Write out the whole listing exactly as it stands.

++++ Stored records

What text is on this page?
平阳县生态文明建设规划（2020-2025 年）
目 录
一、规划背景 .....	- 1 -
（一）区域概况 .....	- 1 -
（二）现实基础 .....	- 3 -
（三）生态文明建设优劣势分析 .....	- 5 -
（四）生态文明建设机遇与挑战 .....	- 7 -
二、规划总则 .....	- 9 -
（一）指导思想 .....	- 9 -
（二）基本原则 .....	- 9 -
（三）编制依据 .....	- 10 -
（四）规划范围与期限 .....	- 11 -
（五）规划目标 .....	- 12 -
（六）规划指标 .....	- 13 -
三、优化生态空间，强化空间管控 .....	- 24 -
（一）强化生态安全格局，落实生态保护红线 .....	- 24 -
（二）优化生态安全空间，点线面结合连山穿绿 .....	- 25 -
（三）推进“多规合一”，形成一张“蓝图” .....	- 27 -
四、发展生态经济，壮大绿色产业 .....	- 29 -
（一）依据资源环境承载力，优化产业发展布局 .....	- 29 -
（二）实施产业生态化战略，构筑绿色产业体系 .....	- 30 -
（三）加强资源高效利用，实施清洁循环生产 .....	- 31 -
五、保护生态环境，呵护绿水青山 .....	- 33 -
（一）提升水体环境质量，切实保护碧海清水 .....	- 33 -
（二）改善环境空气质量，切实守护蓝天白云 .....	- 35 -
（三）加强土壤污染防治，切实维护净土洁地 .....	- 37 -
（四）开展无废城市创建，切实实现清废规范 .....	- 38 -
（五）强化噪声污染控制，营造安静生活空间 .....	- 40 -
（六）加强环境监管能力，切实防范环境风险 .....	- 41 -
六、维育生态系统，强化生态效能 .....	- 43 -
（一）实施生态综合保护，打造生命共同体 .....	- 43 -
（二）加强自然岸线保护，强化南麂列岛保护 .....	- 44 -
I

++++++++

### Finished exercise:
What text is on this page?
平阳县生态文明建设规划（2020-2025 年）
目 录
一、规划背景 .....	- 1 -
（一）区域概况 .....	- 1 -
（二）现实基础 .....	- 3 -
（三）生态文明建设优劣势分析 .....	- 5 -
（四）生态文明建设机遇与挑战 .....	- 7 -
二、规划总则 .....	- 9 -
（一）指导思想 .....	- 9 -
（二）基本原则 .....	- 9 -
（三）编制依据 .....	- 10 -
（四）规划范围与期限 .....	- 11 -
（五）规划目标 .....	- 12 -
（六）规划指标 .....	- 13 -
三、优化生态空间，强化空间管控 .....	- 24 -
（一）强化生态安全格局，落实生态保护红线 .....	- 24 -
（二）优化生态安全空间，点线面结合连山穿绿 .....	- 25 -
（三）推进“多规合一”，形成一张“蓝图” .....	- 27 -
四、发展生态经济，壮大绿色产业 .....	- 29 -
（一）依据资源环境承载力，优化产业发展布局 .....	- 29 -
（二）实施产业生态化战略，构筑绿色产业体系 .....	- 30 -
（三）加强资源高效利用，实施清洁循环生产 .....	- 31 -
五、保护生态环境，呵护绿水青山 .....	- 33 -
（一）提升水体环境质量，切实保护碧海清水 .....	- 33 -
（二）改善环境空气质量，切实守护蓝天白云 .....	- 35 -
（三）加强土壤污染防治，切实维护净土洁地 .....	- 37 -
（四）开展无废城市创建，切实实现清废规范 .....	- 38 -
（五）强化噪声污染控制，营造安静生活空间 .....	- 40 -
（六）加强环境监管能力，切实防范环境风险 .....	- 41 -
六、维育生态系统，强化生态效能 .....	- 43 -
（一）实施生态综合保护，打造生命共同体 .....	- 43 -
（二）加强自然岸线保护，强化南麂列岛保护 .....	- 44 -
I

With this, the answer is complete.